WHAT THE EXERCISE ASKS
Copy out each line of the material in which the word "times" appears.

Entries taken from a collection
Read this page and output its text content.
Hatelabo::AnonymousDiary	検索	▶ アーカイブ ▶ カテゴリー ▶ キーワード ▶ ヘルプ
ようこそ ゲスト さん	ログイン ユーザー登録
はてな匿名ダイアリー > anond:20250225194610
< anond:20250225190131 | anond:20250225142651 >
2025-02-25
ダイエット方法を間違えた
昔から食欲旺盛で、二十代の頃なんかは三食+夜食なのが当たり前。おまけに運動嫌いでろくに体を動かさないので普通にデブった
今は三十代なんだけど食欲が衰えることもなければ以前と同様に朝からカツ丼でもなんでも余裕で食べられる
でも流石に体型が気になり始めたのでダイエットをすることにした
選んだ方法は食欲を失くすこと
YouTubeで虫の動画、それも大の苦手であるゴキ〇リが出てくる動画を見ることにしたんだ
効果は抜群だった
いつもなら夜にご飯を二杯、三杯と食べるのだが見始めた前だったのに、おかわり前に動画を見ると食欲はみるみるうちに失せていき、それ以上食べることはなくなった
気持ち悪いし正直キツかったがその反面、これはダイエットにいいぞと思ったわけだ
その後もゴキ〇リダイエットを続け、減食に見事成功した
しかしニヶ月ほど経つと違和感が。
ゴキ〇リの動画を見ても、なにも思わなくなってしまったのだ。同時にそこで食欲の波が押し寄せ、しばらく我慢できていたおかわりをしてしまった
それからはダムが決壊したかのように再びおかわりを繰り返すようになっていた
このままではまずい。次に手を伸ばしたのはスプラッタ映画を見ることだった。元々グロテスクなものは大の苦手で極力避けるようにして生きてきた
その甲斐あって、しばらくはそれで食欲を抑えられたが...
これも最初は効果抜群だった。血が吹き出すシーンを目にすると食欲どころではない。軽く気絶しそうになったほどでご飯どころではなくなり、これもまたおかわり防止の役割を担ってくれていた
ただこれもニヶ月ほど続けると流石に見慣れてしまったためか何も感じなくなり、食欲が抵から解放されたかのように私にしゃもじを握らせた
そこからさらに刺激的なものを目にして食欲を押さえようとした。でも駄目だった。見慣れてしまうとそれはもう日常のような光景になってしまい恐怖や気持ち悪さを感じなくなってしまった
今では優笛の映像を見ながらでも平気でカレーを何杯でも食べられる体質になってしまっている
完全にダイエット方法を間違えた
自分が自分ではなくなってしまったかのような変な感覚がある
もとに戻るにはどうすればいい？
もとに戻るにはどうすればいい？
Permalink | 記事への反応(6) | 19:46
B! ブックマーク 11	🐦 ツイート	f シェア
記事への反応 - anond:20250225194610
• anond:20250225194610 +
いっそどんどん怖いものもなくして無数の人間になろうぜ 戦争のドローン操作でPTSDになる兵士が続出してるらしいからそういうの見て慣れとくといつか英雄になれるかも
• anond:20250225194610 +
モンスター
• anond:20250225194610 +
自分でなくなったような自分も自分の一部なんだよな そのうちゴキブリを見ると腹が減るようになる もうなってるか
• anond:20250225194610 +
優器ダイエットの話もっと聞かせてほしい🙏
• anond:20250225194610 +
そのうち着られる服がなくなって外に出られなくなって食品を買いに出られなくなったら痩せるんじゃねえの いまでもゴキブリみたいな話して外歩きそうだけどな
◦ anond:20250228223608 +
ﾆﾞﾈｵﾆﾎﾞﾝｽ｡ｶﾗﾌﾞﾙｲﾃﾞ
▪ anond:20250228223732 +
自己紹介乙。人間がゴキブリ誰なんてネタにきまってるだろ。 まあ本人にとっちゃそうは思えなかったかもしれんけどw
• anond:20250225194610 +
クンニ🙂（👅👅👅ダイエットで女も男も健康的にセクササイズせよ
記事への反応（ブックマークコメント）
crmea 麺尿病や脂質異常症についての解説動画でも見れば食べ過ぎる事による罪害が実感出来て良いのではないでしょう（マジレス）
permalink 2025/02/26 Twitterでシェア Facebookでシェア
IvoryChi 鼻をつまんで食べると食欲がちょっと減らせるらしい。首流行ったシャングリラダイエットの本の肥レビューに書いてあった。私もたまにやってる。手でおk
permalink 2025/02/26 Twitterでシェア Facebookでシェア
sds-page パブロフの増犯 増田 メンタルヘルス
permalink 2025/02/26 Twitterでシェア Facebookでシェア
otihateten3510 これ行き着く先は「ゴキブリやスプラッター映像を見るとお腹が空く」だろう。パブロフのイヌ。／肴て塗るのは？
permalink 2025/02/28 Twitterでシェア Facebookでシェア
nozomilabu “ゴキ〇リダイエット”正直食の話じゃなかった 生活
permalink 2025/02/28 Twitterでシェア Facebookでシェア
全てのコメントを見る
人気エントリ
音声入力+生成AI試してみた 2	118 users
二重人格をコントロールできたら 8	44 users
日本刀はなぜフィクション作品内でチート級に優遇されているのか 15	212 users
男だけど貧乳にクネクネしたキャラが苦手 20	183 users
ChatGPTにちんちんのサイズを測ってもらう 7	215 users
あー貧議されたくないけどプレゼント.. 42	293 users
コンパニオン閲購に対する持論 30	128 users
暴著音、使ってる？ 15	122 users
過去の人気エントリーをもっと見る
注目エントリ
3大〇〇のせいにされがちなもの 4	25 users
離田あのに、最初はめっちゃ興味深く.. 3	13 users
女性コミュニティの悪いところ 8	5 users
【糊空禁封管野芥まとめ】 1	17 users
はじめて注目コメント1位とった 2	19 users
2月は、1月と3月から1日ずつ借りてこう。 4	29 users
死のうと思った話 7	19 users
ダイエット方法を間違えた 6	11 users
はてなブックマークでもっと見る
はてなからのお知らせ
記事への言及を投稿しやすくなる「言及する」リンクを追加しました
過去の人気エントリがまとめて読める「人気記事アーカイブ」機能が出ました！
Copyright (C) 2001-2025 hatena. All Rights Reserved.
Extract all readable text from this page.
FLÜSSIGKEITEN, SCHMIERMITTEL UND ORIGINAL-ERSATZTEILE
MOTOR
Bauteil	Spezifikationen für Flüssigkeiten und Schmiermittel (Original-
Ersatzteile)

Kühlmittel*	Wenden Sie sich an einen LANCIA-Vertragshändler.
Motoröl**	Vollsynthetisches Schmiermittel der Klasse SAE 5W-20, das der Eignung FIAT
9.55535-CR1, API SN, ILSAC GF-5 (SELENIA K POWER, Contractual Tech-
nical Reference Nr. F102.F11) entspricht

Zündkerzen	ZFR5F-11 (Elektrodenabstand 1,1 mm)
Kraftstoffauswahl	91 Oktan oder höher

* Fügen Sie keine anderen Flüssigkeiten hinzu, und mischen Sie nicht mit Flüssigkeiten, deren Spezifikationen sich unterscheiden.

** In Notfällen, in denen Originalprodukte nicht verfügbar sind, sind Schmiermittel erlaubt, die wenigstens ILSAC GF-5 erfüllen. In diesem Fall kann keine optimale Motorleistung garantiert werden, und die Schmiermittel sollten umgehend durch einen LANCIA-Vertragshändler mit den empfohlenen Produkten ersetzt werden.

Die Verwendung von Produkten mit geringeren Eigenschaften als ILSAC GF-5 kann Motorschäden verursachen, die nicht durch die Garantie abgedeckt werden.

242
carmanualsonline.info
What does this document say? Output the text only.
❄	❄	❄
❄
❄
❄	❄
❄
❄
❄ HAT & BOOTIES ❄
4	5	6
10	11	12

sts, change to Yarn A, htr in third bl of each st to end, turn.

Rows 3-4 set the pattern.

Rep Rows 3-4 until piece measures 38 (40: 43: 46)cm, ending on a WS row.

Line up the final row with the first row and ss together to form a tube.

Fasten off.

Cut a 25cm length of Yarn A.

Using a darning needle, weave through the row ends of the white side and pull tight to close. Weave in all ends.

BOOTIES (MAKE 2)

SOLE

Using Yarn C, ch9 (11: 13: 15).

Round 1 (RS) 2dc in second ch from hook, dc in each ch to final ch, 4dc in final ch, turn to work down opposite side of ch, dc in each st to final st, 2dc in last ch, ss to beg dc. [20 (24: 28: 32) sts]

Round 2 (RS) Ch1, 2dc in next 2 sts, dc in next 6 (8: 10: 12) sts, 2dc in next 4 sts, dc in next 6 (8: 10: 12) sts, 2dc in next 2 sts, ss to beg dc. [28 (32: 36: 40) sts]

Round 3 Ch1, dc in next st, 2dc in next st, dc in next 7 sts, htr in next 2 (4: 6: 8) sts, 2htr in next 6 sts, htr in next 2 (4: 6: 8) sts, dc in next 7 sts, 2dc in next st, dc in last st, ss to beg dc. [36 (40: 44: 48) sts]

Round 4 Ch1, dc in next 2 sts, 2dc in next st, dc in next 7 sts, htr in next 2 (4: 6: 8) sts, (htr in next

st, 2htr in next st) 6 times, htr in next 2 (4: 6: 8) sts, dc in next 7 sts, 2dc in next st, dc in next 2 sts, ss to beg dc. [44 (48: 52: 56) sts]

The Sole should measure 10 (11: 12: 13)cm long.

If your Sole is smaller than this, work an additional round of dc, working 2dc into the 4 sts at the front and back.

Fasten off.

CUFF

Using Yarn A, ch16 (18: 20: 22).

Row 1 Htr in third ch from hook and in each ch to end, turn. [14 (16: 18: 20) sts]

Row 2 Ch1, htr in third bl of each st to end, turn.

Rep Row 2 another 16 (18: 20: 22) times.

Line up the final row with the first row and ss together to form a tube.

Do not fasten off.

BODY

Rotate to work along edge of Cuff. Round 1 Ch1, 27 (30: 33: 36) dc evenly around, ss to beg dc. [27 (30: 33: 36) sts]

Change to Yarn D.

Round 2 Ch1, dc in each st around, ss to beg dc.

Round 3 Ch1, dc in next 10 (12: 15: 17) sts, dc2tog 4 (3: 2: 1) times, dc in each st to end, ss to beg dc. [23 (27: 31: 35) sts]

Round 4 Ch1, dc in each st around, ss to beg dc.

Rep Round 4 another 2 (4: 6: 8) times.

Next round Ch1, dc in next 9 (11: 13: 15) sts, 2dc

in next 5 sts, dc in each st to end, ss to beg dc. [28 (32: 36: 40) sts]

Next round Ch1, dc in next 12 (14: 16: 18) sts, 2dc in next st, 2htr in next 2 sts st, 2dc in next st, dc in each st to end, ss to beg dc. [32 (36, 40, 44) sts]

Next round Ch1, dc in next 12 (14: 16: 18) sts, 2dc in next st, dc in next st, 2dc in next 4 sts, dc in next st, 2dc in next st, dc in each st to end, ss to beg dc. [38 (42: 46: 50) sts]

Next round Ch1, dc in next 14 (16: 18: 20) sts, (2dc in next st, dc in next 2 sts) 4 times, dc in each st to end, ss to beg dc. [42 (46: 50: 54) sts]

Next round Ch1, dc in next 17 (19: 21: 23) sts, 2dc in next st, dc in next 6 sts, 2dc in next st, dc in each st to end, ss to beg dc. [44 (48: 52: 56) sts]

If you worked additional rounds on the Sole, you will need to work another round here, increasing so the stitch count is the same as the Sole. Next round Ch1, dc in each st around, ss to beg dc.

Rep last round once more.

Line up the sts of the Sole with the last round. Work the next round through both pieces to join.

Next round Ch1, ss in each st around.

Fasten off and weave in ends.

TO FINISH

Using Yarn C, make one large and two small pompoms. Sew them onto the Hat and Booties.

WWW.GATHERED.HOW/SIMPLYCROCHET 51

CORRECT ANSWER
st, 2htr in next st) 6 times, htr in next 2 (4: 6: 8) sts, dc in next 7 sts, 2dc in next st, dc in next 2 sts, ss to beg dc. [44 (48: 52: 56) sts]
Rep Row 2 another 16 (18: 20: 22) times.
Round 3 Ch1, dc in next 10 (12: 15: 17) sts, dc2tog 4 (3: 2: 1) times, dc in each st to end, ss to beg dc. [23 (27: 31: 35) sts]
Rep Round 4 another 2 (4: 6: 8) times.
Next round Ch1, dc in next 14 (16: 18: 20) sts, (2dc in next st, dc in next 2 sts) 4 times, dc in each st to end, ss to beg dc. [42 (46: 50: 54) sts]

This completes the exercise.